■ STORED ROWS
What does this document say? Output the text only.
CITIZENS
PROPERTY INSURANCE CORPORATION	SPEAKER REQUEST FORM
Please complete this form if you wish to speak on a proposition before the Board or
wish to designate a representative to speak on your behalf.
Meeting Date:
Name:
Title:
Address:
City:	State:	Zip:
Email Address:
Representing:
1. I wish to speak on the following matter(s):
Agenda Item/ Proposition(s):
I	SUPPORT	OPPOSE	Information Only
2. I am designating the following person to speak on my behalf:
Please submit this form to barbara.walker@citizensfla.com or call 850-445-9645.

■ SET EXERCISE
Output the listing above word for word.

■ SOLUTION
What does this document say? Output the text only.
CITIZENS
PROPERTY INSURANCE CORPORATION	SPEAKER REQUEST FORM
Please complete this form if you wish to speak on a proposition before the Board or
wish to designate a representative to speak on your behalf.
Meeting Date:
Name:
Title:
Address:
City:	State:	Zip:
Email Address:
Representing:
1. I wish to speak on the following matter(s):
Agenda Item/ Proposition(s):
I	SUPPORT	OPPOSE	Information Only
2. I am designating the following person to speak on my behalf:
Please submit this form to barbara.walker@citizensfla.com or call 850-445-9645.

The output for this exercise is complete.